[WHAT THE TASK ASKS]: Keep only the lines of the listing that include the word "าหาญ", and copy them.

— START STORED DATA —

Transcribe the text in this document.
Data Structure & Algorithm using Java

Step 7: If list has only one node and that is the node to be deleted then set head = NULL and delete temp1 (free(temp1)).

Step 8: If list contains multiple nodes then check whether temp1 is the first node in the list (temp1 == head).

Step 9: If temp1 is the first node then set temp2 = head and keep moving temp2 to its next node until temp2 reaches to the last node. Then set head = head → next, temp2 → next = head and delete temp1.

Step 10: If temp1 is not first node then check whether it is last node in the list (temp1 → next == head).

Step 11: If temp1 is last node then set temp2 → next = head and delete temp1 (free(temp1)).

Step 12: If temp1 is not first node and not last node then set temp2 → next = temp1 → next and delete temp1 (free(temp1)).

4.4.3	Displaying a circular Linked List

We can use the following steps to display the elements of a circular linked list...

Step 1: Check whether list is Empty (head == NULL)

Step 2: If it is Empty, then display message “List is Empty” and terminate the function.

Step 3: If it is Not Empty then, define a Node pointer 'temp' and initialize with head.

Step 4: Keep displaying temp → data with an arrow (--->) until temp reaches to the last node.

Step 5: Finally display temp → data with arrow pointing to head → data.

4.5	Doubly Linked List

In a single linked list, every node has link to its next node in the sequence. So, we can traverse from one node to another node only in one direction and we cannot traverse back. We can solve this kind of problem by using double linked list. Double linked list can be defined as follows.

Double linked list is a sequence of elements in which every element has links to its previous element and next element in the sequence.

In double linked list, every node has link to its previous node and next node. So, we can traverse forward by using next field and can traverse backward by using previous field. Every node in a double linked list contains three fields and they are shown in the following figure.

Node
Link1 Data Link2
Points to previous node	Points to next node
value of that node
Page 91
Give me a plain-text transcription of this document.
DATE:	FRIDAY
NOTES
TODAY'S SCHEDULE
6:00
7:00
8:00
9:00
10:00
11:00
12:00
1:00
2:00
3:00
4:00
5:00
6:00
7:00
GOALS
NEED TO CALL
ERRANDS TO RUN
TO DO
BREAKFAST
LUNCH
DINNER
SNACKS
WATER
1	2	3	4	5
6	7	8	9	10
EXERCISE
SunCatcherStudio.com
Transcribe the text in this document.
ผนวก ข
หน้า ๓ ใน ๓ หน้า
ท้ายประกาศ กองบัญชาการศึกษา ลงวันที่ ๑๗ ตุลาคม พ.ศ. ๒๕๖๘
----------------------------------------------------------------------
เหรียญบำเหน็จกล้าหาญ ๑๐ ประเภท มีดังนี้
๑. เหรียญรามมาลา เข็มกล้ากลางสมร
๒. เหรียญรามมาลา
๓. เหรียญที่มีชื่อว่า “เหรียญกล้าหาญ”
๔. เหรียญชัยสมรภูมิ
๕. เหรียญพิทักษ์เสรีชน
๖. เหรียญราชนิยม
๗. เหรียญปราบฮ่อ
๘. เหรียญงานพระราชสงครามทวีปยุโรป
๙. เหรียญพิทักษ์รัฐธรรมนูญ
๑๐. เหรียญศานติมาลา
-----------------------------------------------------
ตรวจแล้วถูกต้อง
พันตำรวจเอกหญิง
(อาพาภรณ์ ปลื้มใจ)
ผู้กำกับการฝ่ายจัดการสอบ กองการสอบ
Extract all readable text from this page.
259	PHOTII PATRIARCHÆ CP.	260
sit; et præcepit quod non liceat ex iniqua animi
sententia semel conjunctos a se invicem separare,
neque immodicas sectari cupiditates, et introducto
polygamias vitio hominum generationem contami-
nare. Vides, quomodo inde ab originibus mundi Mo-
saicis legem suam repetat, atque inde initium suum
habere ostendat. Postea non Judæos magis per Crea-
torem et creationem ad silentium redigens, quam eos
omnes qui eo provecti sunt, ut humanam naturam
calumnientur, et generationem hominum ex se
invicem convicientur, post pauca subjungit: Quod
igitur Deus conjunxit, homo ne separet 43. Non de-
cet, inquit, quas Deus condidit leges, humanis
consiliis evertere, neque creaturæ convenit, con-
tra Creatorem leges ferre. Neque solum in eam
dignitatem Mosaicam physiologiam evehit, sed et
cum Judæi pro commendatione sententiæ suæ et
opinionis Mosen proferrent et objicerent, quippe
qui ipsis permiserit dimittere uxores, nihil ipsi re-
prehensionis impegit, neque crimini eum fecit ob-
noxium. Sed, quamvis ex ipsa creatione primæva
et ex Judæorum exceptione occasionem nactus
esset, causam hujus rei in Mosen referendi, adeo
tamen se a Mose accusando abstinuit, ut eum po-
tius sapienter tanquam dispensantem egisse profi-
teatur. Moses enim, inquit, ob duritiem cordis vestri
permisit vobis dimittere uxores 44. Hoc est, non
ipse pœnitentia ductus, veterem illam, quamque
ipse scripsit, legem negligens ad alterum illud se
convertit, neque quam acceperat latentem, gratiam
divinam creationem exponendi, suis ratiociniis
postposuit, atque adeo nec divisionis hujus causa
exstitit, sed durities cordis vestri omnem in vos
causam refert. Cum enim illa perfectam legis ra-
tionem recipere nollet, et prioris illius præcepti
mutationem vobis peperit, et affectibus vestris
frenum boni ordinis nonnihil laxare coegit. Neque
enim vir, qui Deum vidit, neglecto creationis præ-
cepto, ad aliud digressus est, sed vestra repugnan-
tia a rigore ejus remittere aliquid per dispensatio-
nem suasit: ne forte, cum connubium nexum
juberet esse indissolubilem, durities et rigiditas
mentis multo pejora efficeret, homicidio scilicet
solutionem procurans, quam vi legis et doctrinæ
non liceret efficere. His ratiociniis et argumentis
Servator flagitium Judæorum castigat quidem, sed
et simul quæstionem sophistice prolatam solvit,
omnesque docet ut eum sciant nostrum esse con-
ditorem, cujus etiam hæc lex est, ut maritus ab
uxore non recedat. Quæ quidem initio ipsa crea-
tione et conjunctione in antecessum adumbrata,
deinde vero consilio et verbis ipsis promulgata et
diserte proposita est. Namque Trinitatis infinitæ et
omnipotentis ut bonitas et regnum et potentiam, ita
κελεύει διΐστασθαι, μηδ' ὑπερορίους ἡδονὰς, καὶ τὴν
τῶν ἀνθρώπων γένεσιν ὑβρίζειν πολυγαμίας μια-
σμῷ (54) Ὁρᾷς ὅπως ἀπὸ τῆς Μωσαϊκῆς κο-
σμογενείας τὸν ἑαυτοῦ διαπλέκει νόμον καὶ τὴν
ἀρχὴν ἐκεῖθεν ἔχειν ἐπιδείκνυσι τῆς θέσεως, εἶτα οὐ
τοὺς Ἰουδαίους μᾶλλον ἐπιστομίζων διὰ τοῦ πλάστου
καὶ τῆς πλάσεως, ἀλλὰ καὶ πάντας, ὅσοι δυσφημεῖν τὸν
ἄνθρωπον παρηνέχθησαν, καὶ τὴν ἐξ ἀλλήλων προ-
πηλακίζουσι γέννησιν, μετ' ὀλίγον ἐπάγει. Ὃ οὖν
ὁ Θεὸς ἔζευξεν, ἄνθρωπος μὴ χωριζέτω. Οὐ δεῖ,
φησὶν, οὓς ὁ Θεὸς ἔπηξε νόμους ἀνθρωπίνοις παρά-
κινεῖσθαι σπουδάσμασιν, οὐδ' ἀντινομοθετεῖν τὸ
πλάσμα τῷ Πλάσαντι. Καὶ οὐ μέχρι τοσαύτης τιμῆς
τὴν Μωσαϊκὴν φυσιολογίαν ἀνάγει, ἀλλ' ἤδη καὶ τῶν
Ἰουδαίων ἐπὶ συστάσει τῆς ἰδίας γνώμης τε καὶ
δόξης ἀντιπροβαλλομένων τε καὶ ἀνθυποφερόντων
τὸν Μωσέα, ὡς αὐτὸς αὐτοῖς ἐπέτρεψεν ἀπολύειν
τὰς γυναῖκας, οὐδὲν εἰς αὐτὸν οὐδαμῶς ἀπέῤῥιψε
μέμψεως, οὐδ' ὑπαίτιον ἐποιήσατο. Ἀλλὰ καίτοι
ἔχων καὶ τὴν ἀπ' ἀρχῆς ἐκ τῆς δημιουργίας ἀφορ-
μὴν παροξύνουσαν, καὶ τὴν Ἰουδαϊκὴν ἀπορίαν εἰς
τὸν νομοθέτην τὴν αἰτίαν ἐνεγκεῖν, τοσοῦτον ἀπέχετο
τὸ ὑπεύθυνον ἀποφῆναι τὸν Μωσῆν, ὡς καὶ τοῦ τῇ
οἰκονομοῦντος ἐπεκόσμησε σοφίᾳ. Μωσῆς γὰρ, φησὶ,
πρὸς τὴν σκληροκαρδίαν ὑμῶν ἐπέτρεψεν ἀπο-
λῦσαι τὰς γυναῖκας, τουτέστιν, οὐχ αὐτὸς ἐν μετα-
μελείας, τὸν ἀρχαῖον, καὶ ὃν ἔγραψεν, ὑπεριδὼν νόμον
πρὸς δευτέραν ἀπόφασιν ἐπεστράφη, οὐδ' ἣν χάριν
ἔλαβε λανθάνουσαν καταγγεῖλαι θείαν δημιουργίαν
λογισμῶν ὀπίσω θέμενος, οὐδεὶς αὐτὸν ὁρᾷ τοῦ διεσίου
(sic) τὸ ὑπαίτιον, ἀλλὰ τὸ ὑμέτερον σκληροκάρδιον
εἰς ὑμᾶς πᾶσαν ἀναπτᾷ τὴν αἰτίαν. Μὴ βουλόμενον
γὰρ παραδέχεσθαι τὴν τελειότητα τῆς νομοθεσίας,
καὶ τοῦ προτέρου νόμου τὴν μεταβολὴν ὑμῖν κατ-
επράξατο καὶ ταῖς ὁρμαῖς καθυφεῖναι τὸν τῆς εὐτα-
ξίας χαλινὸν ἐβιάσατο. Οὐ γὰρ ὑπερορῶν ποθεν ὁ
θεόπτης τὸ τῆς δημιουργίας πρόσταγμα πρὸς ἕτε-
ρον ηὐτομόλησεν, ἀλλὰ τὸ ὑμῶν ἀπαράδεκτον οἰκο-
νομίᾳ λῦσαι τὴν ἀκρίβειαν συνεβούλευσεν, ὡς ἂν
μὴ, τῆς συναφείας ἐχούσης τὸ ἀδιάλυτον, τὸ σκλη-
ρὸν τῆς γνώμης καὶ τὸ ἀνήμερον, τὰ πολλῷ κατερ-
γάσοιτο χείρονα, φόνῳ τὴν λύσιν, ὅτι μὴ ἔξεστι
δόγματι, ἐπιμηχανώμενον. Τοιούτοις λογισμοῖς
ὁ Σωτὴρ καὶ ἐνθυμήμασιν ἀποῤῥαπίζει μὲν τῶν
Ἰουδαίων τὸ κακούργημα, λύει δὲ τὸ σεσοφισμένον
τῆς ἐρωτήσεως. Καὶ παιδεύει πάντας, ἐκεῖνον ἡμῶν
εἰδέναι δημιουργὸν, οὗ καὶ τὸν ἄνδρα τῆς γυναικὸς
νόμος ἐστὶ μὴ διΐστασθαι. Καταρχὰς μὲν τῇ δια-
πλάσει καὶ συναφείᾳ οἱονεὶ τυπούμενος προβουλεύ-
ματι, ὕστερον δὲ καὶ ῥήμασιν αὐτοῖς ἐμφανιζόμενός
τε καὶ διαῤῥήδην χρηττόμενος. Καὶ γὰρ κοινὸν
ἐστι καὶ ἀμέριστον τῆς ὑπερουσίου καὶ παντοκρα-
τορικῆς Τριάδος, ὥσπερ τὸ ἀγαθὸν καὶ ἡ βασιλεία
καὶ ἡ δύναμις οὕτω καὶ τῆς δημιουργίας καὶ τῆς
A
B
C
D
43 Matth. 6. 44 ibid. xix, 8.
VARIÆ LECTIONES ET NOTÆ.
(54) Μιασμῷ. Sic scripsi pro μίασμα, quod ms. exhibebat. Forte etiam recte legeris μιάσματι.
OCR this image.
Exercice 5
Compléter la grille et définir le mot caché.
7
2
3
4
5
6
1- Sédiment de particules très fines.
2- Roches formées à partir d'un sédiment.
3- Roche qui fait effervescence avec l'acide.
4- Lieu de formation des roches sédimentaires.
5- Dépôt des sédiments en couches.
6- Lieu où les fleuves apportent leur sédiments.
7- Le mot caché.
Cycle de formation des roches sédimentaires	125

— END STORED DATA —

[RESPONSE TO THIS TASK]:
เหรียญบำเหน็จกล้าหาญ ๑๐ ประเภท มีดังนี้
๓. เหรียญที่มีชื่อว่า “เหรียญกล้าหาญ”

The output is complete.